> [Entries shown]

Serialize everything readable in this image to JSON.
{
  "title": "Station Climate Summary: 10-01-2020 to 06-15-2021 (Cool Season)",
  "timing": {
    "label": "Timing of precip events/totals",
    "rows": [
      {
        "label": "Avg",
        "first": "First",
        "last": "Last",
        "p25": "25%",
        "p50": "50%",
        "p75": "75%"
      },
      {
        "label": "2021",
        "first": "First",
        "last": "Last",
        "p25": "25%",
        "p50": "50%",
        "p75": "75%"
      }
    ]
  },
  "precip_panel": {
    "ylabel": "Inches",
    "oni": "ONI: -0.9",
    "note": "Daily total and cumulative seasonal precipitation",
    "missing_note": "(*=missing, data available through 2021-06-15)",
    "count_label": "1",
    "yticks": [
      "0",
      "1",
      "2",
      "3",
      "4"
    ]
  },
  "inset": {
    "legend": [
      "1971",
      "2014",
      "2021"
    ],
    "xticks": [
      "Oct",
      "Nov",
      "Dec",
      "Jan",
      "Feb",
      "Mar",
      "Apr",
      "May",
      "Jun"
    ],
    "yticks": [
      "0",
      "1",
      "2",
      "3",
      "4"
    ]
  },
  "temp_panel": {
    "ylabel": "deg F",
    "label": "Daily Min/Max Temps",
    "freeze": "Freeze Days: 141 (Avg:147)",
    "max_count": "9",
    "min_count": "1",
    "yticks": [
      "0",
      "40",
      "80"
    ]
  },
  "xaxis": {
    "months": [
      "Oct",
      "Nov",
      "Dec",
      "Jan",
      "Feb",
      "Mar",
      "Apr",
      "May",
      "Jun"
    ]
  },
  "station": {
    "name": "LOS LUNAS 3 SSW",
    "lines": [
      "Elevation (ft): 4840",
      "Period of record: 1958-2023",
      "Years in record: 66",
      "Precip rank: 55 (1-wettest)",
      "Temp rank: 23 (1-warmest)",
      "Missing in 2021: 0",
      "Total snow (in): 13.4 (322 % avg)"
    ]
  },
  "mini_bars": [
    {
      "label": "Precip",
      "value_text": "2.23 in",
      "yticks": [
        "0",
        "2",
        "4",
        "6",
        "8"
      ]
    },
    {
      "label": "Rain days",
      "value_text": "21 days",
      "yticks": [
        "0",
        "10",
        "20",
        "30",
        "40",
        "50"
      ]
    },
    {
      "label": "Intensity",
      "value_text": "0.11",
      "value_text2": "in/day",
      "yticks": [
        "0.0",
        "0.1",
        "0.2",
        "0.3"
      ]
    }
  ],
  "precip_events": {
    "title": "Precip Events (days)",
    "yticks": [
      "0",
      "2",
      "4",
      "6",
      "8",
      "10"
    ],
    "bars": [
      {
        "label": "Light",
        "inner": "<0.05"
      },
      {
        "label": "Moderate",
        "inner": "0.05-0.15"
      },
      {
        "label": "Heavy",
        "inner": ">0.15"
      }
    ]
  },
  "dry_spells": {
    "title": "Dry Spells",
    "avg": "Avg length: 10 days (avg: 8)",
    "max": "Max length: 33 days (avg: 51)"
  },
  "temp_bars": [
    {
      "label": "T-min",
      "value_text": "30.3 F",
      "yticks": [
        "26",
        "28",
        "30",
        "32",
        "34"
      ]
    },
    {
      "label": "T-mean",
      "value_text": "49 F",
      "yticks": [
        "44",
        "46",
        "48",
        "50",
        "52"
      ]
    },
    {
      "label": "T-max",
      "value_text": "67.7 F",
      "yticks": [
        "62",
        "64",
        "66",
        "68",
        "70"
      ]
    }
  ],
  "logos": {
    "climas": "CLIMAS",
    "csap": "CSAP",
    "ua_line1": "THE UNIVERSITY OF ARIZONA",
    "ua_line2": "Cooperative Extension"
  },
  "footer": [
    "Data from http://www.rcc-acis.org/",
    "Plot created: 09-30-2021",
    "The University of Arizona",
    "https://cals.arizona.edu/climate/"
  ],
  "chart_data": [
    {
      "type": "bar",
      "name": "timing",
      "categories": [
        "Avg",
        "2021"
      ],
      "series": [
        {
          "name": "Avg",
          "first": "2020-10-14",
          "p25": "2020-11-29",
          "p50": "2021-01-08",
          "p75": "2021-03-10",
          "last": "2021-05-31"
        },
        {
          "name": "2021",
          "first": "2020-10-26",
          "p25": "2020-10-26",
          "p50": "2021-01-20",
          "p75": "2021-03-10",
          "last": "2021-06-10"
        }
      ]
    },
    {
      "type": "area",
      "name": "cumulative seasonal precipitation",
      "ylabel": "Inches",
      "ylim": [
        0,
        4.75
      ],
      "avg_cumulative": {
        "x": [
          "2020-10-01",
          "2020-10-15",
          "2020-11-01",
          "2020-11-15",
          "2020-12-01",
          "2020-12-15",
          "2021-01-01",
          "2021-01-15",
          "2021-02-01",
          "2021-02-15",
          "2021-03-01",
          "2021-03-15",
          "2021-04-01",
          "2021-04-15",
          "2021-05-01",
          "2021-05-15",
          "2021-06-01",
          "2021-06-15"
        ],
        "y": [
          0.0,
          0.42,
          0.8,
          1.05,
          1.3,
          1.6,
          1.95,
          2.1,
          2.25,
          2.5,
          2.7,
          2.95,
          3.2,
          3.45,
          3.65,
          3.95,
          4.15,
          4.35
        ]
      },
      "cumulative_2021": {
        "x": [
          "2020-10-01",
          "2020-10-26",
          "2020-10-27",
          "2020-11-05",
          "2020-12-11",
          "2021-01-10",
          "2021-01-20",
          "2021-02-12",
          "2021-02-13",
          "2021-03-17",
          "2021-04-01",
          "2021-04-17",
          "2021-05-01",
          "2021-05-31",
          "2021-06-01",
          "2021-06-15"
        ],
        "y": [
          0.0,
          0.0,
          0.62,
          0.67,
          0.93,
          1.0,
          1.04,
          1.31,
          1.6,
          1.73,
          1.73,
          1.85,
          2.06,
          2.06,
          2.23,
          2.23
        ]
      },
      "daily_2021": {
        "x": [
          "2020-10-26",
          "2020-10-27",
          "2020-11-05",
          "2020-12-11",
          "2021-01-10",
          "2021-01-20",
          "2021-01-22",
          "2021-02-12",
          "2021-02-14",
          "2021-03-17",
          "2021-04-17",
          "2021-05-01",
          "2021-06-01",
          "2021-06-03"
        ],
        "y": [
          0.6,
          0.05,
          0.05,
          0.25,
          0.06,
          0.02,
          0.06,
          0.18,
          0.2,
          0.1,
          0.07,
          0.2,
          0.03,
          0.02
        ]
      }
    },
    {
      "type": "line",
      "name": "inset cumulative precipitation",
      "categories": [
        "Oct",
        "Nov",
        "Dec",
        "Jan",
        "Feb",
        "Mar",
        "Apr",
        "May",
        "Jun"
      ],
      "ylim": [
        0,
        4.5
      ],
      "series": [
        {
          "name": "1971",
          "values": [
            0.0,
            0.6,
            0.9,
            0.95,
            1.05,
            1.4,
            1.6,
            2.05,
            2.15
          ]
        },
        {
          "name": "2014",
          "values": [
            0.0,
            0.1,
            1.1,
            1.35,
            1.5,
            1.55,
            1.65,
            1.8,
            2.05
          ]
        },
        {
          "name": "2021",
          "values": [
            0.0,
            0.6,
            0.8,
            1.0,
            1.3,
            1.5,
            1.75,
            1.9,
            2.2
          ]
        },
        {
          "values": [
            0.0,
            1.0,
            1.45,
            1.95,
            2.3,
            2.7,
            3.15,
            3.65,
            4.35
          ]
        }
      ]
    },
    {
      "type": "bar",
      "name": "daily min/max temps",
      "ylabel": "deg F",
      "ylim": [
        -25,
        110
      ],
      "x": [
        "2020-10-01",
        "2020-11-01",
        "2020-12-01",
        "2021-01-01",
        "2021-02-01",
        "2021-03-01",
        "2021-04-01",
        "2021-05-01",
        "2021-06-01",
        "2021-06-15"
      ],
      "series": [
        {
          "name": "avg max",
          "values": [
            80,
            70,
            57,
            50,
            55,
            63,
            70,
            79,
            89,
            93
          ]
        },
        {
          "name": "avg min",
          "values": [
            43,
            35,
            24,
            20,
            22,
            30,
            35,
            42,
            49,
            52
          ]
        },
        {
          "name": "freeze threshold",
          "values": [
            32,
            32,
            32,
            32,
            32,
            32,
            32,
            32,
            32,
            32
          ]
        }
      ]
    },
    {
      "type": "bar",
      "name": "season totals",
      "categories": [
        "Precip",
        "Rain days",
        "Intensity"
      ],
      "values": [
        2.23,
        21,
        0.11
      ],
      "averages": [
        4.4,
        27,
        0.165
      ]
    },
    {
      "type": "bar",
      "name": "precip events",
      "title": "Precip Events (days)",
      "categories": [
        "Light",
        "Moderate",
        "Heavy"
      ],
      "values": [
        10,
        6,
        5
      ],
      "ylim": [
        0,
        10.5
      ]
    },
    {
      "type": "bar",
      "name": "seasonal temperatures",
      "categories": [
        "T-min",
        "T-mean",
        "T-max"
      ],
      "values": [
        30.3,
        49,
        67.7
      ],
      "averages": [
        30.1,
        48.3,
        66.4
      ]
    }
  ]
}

> [Short problem]
Copy out each line of the records that holds the string "length".

> [Result]
    "avg": "Avg length: 10 days (avg: 8)",
    "max": "Max length: 33 days (avg: 51)"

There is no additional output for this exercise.